#### [GIVEN INSTRUCTION]
Return every record below exactly as written, but leave out the pictures.

:::

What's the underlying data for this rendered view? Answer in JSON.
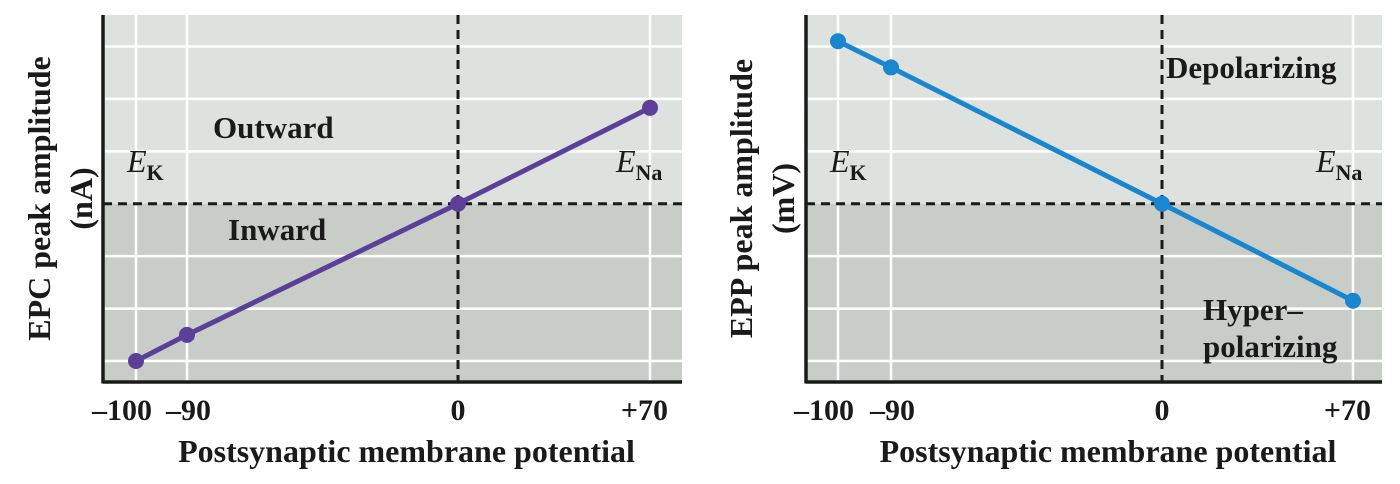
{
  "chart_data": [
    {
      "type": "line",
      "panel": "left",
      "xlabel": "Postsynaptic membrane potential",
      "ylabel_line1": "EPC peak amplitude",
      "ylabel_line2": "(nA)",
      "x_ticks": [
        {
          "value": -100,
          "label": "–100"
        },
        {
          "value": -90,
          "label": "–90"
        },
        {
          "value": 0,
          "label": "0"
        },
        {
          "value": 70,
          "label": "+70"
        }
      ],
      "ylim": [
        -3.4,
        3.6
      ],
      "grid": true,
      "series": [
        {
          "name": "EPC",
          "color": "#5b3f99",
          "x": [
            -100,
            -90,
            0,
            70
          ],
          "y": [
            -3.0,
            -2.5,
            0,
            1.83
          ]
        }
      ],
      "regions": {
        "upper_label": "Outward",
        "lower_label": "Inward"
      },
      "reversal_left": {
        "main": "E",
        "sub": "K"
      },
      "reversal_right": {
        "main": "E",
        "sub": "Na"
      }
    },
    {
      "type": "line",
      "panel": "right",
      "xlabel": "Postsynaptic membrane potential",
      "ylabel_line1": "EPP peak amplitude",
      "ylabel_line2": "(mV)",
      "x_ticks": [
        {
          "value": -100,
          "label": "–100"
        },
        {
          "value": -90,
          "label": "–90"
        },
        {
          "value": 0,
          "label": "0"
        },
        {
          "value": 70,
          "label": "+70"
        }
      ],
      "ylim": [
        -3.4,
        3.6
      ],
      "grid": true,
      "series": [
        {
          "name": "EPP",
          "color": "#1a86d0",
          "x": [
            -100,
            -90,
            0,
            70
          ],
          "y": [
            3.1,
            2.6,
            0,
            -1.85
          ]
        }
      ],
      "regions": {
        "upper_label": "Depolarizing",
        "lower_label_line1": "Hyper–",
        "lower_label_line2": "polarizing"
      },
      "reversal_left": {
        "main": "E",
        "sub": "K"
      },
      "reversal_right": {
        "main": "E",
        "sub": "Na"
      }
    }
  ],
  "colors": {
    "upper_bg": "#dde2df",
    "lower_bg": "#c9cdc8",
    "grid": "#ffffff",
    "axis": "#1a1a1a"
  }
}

:::

#### [EXERCISE RESULT]
What's the underlying data for this rendered view? Answer in JSON.
{
  "chart_data": [
    {
      "type": "line",
      "panel": "left",
      "xlabel": "Postsynaptic membrane potential",
      "ylabel_line1": "EPC peak amplitude",
      "ylabel_line2": "(nA)",
      "x_ticks": [
        {
          "value": -100,
          "label": "–100"
        },
        {
          "value": -90,
          "label": "–90"
        },
        {
          "value": 0,
          "label": "0"
        },
        {
          "value": 70,
          "label": "+70"
        }
      ],
      "ylim": [
        -3.4,
        3.6
      ],
      "grid": true,
      "series": [
        {
          "name": "EPC",
          "color": "#5b3f99",
          "x": [
            -100,
            -90,
            0,
            70
          ],
          "y": [
            -3.0,
            -2.5,
            0,
            1.83
          ]
        }
      ],
      "regions": {
        "upper_label": "Outward",
        "lower_label": "Inward"
      },
      "reversal_left": {
        "main": "E",
        "sub": "K"
      },
      "reversal_right": {
        "main": "E",
        "sub": "Na"
      }
    },
    {
      "type": "line",
      "panel": "right",
      "xlabel": "Postsynaptic membrane potential",
      "ylabel_line1": "EPP peak amplitude",
      "ylabel_line2": "(mV)",
      "x_ticks": [
        {
          "value": -100,
          "label": "–100"
        },
        {
          "value": -90,
          "label": "–90"
        },
        {
          "value": 0,
          "label": "0"
        },
        {
          "value": 70,
          "label": "+70"
        }
      ],
      "ylim": [
        -3.4,
        3.6
      ],
      "grid": true,
      "series": [
        {
          "name": "EPP",
          "color": "#1a86d0",
          "x": [
            -100,
            -90,
            0,
            70
          ],
          "y": [
            3.1,
            2.6,
            0,
            -1.85
          ]
        }
      ],
      "regions": {
        "upper_label": "Depolarizing",
        "lower_label_line1": "Hyper–",
        "lower_label_line2": "polarizing"
      },
      "reversal_left": {
        "main": "E",
        "sub": "K"
      },
      "reversal_right": {
        "main": "E",
        "sub": "Na"
      }
    }
  ],
  "colors": {
    "upper_bg": "#dde2df",
    "lower_bg": "#c9cdc8",
    "grid": "#ffffff",
    "axis": "#1a1a1a"
  }
}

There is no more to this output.